▸ SHORT EXERCISE
From the listing below, return each line that includes "Introduction".

━━ DATA LINES

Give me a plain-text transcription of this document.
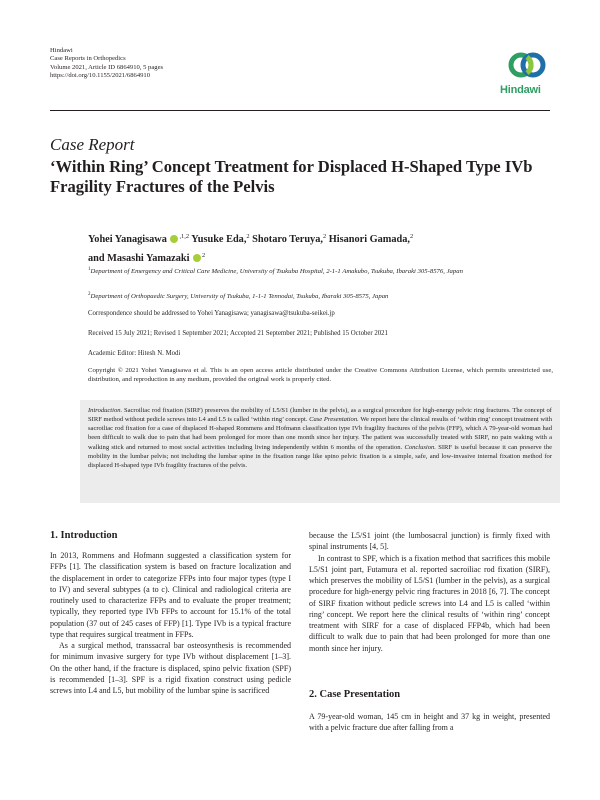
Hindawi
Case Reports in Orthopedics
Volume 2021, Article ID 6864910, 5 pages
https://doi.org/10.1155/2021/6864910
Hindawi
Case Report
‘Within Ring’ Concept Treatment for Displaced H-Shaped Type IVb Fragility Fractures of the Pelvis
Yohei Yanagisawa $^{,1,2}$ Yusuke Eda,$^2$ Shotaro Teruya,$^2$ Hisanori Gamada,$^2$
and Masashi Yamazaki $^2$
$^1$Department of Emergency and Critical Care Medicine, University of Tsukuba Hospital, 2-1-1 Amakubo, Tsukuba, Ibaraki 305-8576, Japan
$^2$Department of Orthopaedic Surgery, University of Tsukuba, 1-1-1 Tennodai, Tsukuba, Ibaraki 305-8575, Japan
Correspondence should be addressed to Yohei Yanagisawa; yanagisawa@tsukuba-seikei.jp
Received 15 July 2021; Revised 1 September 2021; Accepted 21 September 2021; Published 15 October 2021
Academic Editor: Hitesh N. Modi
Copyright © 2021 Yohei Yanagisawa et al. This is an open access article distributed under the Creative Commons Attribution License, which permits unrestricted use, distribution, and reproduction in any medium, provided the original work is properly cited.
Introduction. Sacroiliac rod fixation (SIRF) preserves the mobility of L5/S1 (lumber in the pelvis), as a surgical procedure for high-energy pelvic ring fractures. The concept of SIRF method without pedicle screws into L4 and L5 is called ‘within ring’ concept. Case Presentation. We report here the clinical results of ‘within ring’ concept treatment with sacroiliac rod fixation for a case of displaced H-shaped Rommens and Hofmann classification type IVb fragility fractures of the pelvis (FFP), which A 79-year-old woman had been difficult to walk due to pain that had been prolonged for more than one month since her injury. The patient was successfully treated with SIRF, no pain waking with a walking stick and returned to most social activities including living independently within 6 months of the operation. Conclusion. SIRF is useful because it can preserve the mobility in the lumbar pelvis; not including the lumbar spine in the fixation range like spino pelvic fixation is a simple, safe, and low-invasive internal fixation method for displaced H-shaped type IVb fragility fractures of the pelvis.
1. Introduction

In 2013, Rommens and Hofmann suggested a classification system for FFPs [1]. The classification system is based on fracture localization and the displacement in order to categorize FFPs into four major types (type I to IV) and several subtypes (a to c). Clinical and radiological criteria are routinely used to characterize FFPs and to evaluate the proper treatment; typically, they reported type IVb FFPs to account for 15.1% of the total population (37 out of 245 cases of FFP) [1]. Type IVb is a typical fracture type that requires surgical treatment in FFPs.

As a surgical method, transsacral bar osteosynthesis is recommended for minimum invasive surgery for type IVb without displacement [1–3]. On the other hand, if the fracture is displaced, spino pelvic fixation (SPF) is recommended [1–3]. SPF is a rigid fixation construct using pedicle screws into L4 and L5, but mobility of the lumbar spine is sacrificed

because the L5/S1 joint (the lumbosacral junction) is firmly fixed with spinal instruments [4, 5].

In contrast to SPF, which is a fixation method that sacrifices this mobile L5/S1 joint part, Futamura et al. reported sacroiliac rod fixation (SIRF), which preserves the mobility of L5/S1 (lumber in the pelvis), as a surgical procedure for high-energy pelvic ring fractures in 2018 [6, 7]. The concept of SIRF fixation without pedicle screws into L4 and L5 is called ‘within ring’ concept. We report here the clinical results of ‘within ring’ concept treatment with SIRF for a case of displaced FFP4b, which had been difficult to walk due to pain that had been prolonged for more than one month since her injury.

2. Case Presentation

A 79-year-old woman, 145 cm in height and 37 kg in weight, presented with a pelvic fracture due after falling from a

━━━━

▸ FULL OUTPUT
Introduction. Sacroiliac rod fixation (SIRF) preserves the mobility of L5/S1 (lumber in the pelvis), as a surgical procedure for high-energy pelvic ring fractures. The concept of SIRF method without pedicle screws into L4 and L5 is called ‘within ring’ concept. Case Presentation. We report here the clinical results of ‘within ring’ concept treatment with sacroiliac rod fixation for a case of displaced H-shaped Rommens and Hofmann classification type IVb fragility fractures of the pelvis (FFP), which A 79-year-old woman had been difficult to walk due to pain that had been prolonged for more than one month since her injury. The patient was successfully treated with SIRF, no pain waking with a walking stick and returned to most social activities including living independently within 6 months of the operation. Conclusion. SIRF is useful because it can preserve the mobility in the lumbar pelvis; not including the lumbar spine in the fixation range like spino pelvic fixation is a simple, safe, and low-invasive internal fixation method for displaced H-shaped type IVb fragility fractures of the pelvis.
1. Introduction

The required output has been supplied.